- _EXERCISE DIRECTIONS_
For the material that follows, list every line containing the word "Select".

--- begin RAW RECORDS ---

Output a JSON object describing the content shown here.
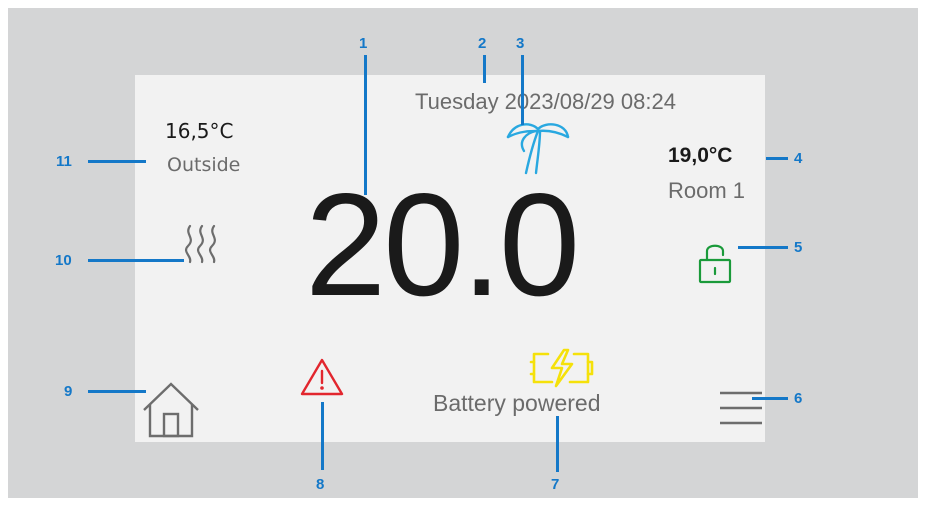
{
  "display": {
    "setpoint": "20.0",
    "datetime": "Tuesday 2023/08/29 08:24",
    "room_temp": "19,0°C",
    "room_name": "Room 1",
    "outside_temp": "16,5°C",
    "outside_label": "Outside",
    "power_status": "Battery powered"
  },
  "icons": {
    "holiday": "palm-tree-icon",
    "lock": "unlocked-padlock-icon",
    "menu": "hamburger-menu-icon",
    "battery": "battery-charging-icon",
    "warning": "warning-triangle-icon",
    "home": "home-icon",
    "heating": "heating-waves-icon"
  },
  "callouts": [
    "1",
    "2",
    "3",
    "4",
    "5",
    "6",
    "7",
    "8",
    "9",
    "10",
    "11"
  ],
  "colors": {
    "callout": "#1478c8",
    "holiday_icon": "#29a8e0",
    "lock_icon": "#1a9a3a",
    "battery_icon": "#f5e10a",
    "warning_icon": "#e2262e",
    "icon_gray": "#6d6d6d",
    "text_dark": "#1a1a1a",
    "text_gray": "#6b6b6b"
  }
}
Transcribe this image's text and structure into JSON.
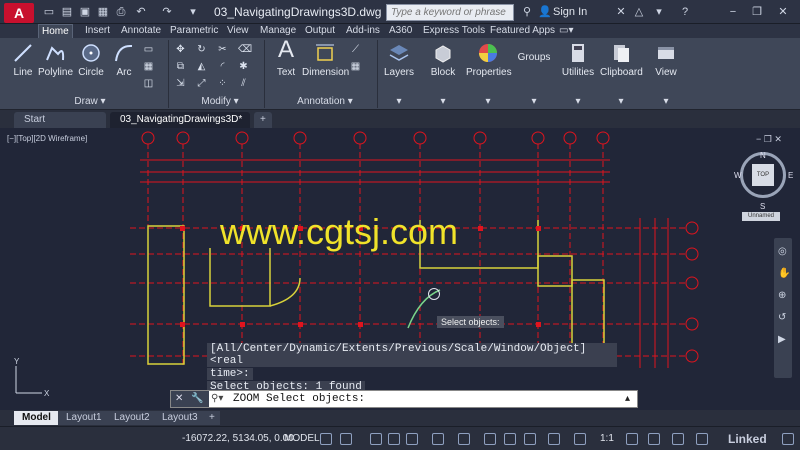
{
  "app": {
    "logo": "A",
    "doc_title": "03_NavigatingDrawings3D.dwg",
    "search_placeholder": "Type a keyword or phrase",
    "signin": "Sign In"
  },
  "ribbon_tabs": [
    "Home",
    "Insert",
    "Annotate",
    "Parametric",
    "View",
    "Manage",
    "Output",
    "Add-ins",
    "A360",
    "Express Tools",
    "Featured Apps"
  ],
  "ribbon": {
    "line": "Line",
    "polyline": "Polyline",
    "circle": "Circle",
    "arc": "Arc",
    "text": "Text",
    "dimension": "Dimension",
    "layers": "Layers",
    "block": "Block",
    "properties": "Properties",
    "groups": "Groups",
    "utilities": "Utilities",
    "clipboard": "Clipboard",
    "view": "View",
    "panel_draw": "Draw",
    "panel_modify": "Modify",
    "panel_annotation": "Annotation"
  },
  "file_tabs": {
    "start": "Start",
    "drawing": "03_NavigatingDrawings3D*"
  },
  "viewport": {
    "label": "[−][Top][2D Wireframe]",
    "watermark": "www.cgtsj.com",
    "tooltip": "Select objects:",
    "viewcube_top": "TOP",
    "viewcube_n": "N",
    "viewcube_s": "S",
    "viewcube_e": "E",
    "viewcube_w": "W",
    "ucs": "Unnamed"
  },
  "command": {
    "history1": "[All/Center/Dynamic/Extents/Previous/Scale/Window/Object] <real",
    "history2": "time>:",
    "history3": "Select objects: 1 found",
    "current": "ZOOM Select objects:"
  },
  "layout_tabs": [
    "Model",
    "Layout1",
    "Layout2",
    "Layout3"
  ],
  "status": {
    "coords": "-16072.22, 5134.05, 0.00",
    "model": "MODEL",
    "scale": "1:1",
    "brand": "Linked"
  },
  "colors": {
    "grid_red": "#e0141e",
    "wall_yellow": "#d8d23a",
    "bg": "#212638"
  }
}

--- end RAW RECORDS ---

- _RESPONSE TO THE EXERCISE_
    "tooltip": "Select objects:",
    "history3": "Select objects: 1 found",
    "current": "ZOOM Select objects:"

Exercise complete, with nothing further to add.